_What you will do_
Take from the listing each line that has the string "адресу".
++++ Supplied material
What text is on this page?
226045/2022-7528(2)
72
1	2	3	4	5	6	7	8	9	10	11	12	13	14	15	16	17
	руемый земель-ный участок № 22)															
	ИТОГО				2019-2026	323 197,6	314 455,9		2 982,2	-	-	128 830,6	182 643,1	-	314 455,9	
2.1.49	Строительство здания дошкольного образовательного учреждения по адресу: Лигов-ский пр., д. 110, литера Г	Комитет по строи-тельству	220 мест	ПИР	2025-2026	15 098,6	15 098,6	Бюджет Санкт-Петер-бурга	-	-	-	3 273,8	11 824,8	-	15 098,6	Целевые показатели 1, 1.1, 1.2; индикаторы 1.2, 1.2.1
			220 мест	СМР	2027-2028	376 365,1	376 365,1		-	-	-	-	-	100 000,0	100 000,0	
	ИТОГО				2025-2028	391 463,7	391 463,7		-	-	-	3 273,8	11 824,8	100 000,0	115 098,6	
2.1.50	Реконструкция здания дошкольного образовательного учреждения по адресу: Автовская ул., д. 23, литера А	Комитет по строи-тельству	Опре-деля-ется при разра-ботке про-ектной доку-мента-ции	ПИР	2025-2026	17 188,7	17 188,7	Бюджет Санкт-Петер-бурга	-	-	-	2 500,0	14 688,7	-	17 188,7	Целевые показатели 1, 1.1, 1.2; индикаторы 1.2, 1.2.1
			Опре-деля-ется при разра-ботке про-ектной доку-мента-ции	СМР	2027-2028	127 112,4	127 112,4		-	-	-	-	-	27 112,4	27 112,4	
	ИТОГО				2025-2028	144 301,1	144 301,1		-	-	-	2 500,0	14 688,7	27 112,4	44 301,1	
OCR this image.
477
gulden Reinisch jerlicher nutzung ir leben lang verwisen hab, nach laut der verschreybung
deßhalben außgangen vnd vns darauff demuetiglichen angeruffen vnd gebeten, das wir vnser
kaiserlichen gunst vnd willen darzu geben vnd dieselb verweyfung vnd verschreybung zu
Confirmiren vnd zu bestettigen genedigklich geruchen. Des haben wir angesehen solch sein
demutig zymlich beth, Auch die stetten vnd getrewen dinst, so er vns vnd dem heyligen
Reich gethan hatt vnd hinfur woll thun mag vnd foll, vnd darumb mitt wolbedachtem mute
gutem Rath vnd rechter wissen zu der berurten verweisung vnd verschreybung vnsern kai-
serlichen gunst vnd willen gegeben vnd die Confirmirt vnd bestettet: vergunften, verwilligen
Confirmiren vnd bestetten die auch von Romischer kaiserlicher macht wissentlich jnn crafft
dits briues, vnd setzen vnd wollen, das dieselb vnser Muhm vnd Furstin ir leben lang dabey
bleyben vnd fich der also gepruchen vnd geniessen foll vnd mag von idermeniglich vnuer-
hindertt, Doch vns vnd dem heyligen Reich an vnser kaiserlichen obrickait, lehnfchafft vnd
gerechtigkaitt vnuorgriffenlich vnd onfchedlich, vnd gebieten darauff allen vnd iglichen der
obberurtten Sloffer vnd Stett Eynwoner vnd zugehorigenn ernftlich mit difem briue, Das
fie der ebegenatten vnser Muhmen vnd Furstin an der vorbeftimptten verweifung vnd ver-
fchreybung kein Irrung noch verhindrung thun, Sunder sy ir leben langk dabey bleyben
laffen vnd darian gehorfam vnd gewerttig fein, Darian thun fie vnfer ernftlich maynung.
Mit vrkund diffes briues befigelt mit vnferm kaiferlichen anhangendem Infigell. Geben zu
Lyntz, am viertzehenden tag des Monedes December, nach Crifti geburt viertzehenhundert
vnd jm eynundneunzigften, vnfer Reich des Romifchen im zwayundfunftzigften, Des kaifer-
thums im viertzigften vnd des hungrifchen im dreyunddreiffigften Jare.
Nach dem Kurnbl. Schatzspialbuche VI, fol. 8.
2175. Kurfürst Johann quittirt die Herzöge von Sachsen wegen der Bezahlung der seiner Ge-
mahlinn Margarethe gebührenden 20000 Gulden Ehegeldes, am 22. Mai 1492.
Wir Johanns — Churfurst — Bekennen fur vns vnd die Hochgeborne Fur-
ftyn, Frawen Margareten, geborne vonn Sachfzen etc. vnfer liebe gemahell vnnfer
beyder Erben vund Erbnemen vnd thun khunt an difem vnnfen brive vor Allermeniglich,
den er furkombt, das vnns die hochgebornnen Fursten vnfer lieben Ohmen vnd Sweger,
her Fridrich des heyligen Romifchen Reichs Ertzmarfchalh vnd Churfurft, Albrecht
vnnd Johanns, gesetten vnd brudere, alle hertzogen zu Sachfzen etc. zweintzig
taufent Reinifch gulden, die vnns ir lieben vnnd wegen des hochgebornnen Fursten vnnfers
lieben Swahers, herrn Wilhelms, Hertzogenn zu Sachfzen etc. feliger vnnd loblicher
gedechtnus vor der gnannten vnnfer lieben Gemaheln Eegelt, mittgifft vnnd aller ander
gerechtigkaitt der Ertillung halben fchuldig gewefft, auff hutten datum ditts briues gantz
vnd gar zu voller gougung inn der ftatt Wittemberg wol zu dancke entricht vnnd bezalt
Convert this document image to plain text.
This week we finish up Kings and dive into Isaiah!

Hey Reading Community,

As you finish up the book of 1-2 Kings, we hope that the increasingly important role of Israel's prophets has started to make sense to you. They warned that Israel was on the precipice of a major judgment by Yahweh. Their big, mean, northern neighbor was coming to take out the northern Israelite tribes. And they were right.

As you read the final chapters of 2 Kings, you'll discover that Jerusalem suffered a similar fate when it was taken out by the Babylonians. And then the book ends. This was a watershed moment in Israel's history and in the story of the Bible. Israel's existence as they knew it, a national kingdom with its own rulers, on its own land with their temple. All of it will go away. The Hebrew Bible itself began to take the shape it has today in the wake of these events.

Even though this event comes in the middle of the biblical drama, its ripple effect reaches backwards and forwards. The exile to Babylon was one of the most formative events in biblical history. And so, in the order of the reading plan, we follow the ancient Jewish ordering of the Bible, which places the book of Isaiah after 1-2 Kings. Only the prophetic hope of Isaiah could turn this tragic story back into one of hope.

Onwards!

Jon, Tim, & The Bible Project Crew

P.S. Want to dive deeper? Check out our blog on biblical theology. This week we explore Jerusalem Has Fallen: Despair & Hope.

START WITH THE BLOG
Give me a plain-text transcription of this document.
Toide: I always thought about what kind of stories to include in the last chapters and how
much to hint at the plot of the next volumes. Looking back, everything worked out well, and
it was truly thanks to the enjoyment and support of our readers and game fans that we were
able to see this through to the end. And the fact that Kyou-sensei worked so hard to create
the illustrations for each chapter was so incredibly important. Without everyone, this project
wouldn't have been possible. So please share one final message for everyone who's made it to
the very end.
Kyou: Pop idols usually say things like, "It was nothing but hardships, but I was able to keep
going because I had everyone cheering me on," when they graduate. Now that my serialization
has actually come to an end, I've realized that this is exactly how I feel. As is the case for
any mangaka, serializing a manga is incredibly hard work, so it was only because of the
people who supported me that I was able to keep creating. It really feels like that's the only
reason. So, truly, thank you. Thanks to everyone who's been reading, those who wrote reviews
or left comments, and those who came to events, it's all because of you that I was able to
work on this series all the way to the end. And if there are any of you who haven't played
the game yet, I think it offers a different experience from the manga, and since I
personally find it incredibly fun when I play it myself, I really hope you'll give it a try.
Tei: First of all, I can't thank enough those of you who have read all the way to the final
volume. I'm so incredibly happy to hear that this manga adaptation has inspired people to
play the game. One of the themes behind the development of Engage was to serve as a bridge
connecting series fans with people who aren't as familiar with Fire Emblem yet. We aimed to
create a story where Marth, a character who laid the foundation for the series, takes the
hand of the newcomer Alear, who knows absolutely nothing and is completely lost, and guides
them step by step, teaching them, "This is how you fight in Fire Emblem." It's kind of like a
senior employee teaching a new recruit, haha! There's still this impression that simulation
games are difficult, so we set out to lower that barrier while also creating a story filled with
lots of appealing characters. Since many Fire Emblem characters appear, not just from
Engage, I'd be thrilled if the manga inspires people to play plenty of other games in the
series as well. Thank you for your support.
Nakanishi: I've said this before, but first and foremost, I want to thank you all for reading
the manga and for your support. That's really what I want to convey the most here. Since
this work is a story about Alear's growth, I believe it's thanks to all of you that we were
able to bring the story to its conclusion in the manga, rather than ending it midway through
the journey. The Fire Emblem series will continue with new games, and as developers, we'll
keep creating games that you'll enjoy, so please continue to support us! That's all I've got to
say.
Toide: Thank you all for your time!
++++++++
_Response to the exercise_
2.1.49	Строительство здания дошкольного образовательного учреждения по адресу: Лигов-ский пр., д. 110, литера Г	Комитет по строи-тельству	220 мест	ПИР	2025-2026	15 098,6	15 098,6	Бюджет Санкт-Петер-бурга	-	-	-	3 273,8	11 824,8	-	15 098,6	Целевые показатели 1, 1.1, 1.2; индикаторы 1.2, 1.2.1
2.1.50	Реконструкция здания дошкольного образовательного учреждения по адресу: Автовская ул., д. 23, литера А	Комитет по строи-тельству	Опре-деля-ется при разра-ботке про-ектной доку-мента-ции	ПИР	2025-2026	17 188,7	17 188,7	Бюджет Санкт-Петер-бурга	-	-	-	2 500,0	14 688,7	-	17 188,7	Целевые показатели 1, 1.1, 1.2; индикаторы 1.2, 1.2.1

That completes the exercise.